▶ [EXERCISE AIM]:
Transcribe all the entries word for word, but omit the images.

******

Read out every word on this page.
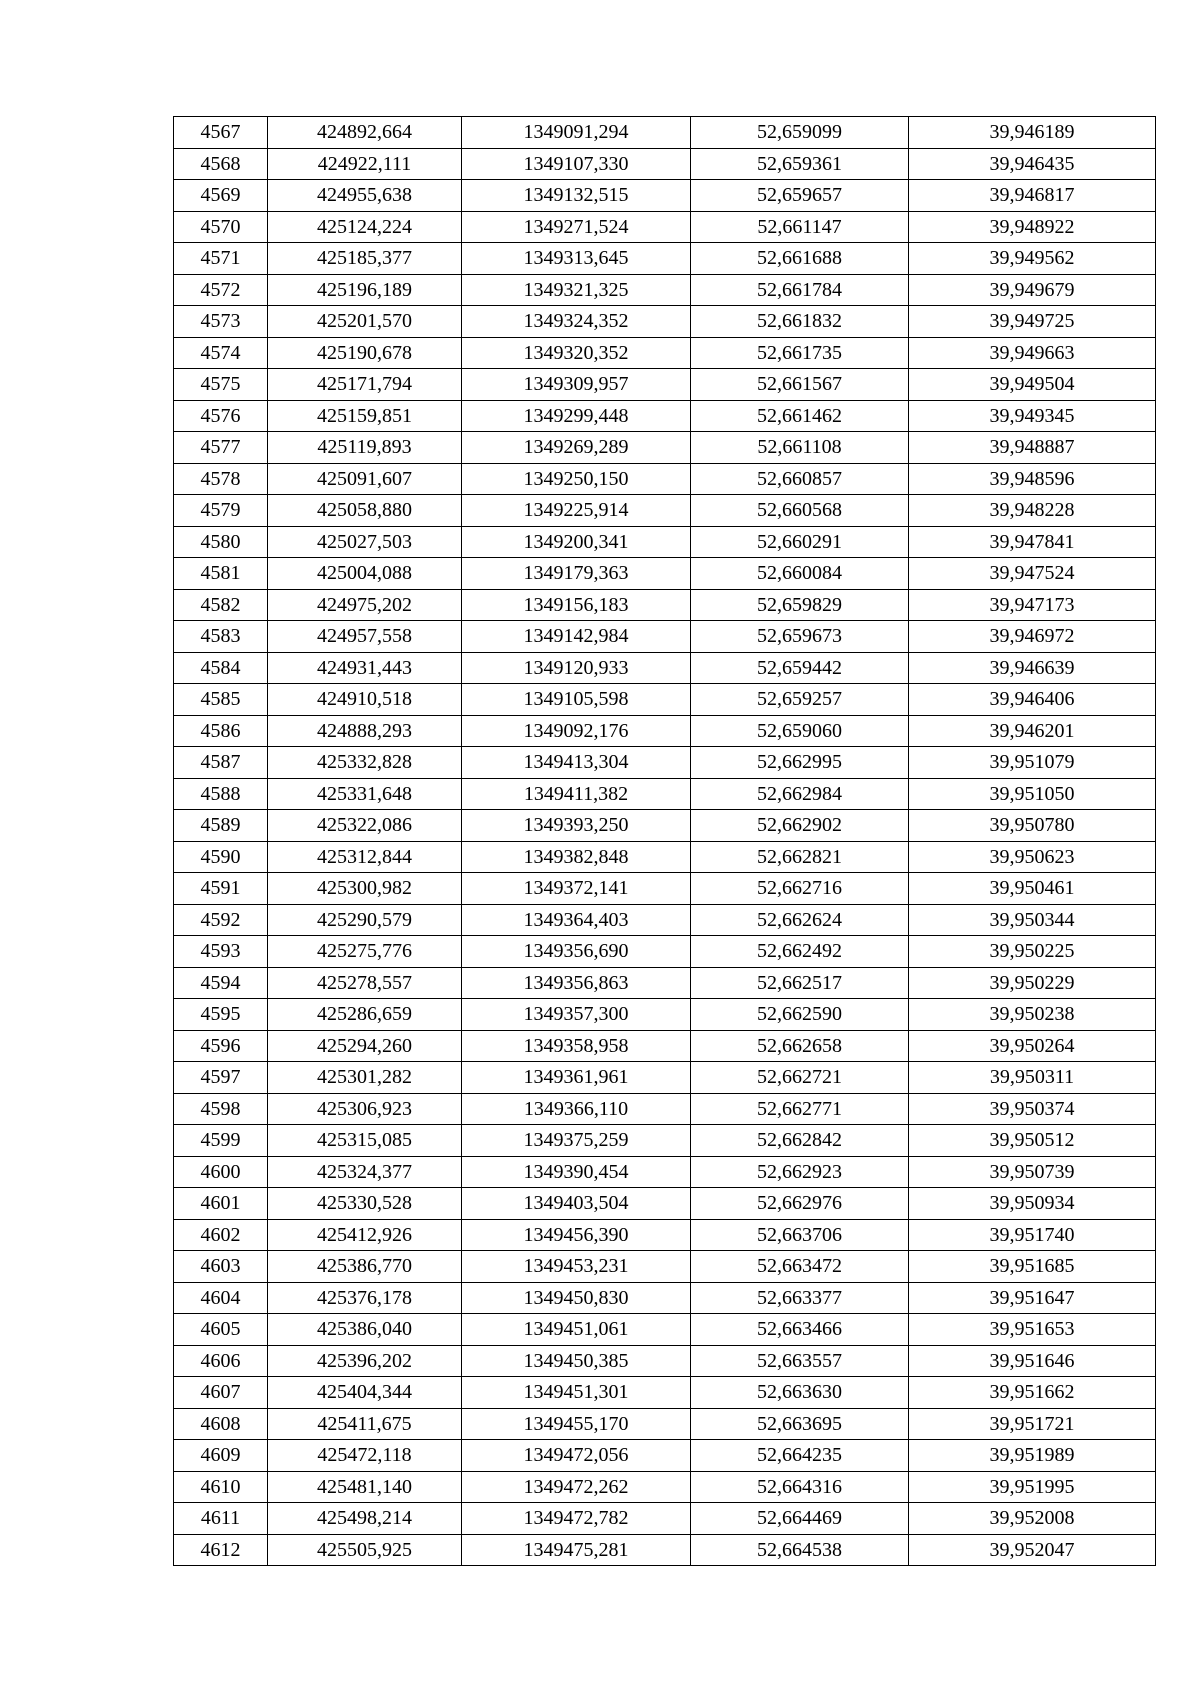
4567	424892,664	1349091,294	52,659099	39,946189
4568	424922,111	1349107,330	52,659361	39,946435
4569	424955,638	1349132,515	52,659657	39,946817
4570	425124,224	1349271,524	52,661147	39,948922
4571	425185,377	1349313,645	52,661688	39,949562
4572	425196,189	1349321,325	52,661784	39,949679
4573	425201,570	1349324,352	52,661832	39,949725
4574	425190,678	1349320,352	52,661735	39,949663
4575	425171,794	1349309,957	52,661567	39,949504
4576	425159,851	1349299,448	52,661462	39,949345
4577	425119,893	1349269,289	52,661108	39,948887
4578	425091,607	1349250,150	52,660857	39,948596
4579	425058,880	1349225,914	52,660568	39,948228
4580	425027,503	1349200,341	52,660291	39,947841
4581	425004,088	1349179,363	52,660084	39,947524
4582	424975,202	1349156,183	52,659829	39,947173
4583	424957,558	1349142,984	52,659673	39,946972
4584	424931,443	1349120,933	52,659442	39,946639
4585	424910,518	1349105,598	52,659257	39,946406
4586	424888,293	1349092,176	52,659060	39,946201
4587	425332,828	1349413,304	52,662995	39,951079
4588	425331,648	1349411,382	52,662984	39,951050
4589	425322,086	1349393,250	52,662902	39,950780
4590	425312,844	1349382,848	52,662821	39,950623
4591	425300,982	1349372,141	52,662716	39,950461
4592	425290,579	1349364,403	52,662624	39,950344
4593	425275,776	1349356,690	52,662492	39,950225
4594	425278,557	1349356,863	52,662517	39,950229
4595	425286,659	1349357,300	52,662590	39,950238
4596	425294,260	1349358,958	52,662658	39,950264
4597	425301,282	1349361,961	52,662721	39,950311
4598	425306,923	1349366,110	52,662771	39,950374
4599	425315,085	1349375,259	52,662842	39,950512
4600	425324,377	1349390,454	52,662923	39,950739
4601	425330,528	1349403,504	52,662976	39,950934
4602	425412,926	1349456,390	52,663706	39,951740
4603	425386,770	1349453,231	52,663472	39,951685
4604	425376,178	1349450,830	52,663377	39,951647
4605	425386,040	1349451,061	52,663466	39,951653
4606	425396,202	1349450,385	52,663557	39,951646
4607	425404,344	1349451,301	52,663630	39,951662
4608	425411,675	1349455,170	52,663695	39,951721
4609	425472,118	1349472,056	52,664235	39,951989
4610	425481,140	1349472,262	52,664316	39,951995
4611	425498,214	1349472,782	52,664469	39,952008
4612	425505,925	1349475,281	52,664538	39,952047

******

▶ [FINISHED EXERCISE]:
Read out every word on this page.
4567	424892,664	1349091,294	52,659099	39,946189
4568	424922,111	1349107,330	52,659361	39,946435
4569	424955,638	1349132,515	52,659657	39,946817
4570	425124,224	1349271,524	52,661147	39,948922
4571	425185,377	1349313,645	52,661688	39,949562
4572	425196,189	1349321,325	52,661784	39,949679
4573	425201,570	1349324,352	52,661832	39,949725
4574	425190,678	1349320,352	52,661735	39,949663
4575	425171,794	1349309,957	52,661567	39,949504
4576	425159,851	1349299,448	52,661462	39,949345
4577	425119,893	1349269,289	52,661108	39,948887
4578	425091,607	1349250,150	52,660857	39,948596
4579	425058,880	1349225,914	52,660568	39,948228
4580	425027,503	1349200,341	52,660291	39,947841
4581	425004,088	1349179,363	52,660084	39,947524
4582	424975,202	1349156,183	52,659829	39,947173
4583	424957,558	1349142,984	52,659673	39,946972
4584	424931,443	1349120,933	52,659442	39,946639
4585	424910,518	1349105,598	52,659257	39,946406
4586	424888,293	1349092,176	52,659060	39,946201
4587	425332,828	1349413,304	52,662995	39,951079
4588	425331,648	1349411,382	52,662984	39,951050
4589	425322,086	1349393,250	52,662902	39,950780
4590	425312,844	1349382,848	52,662821	39,950623
4591	425300,982	1349372,141	52,662716	39,950461
4592	425290,579	1349364,403	52,662624	39,950344
4593	425275,776	1349356,690	52,662492	39,950225
4594	425278,557	1349356,863	52,662517	39,950229
4595	425286,659	1349357,300	52,662590	39,950238
4596	425294,260	1349358,958	52,662658	39,950264
4597	425301,282	1349361,961	52,662721	39,950311
4598	425306,923	1349366,110	52,662771	39,950374
4599	425315,085	1349375,259	52,662842	39,950512
4600	425324,377	1349390,454	52,662923	39,950739
4601	425330,528	1349403,504	52,662976	39,950934
4602	425412,926	1349456,390	52,663706	39,951740
4603	425386,770	1349453,231	52,663472	39,951685
4604	425376,178	1349450,830	52,663377	39,951647
4605	425386,040	1349451,061	52,663466	39,951653
4606	425396,202	1349450,385	52,663557	39,951646
4607	425404,344	1349451,301	52,663630	39,951662
4608	425411,675	1349455,170	52,663695	39,951721
4609	425472,118	1349472,056	52,664235	39,951989
4610	425481,140	1349472,262	52,664316	39,951995
4611	425498,214	1349472,782	52,664469	39,952008
4612	425505,925	1349475,281	52,664538	39,952047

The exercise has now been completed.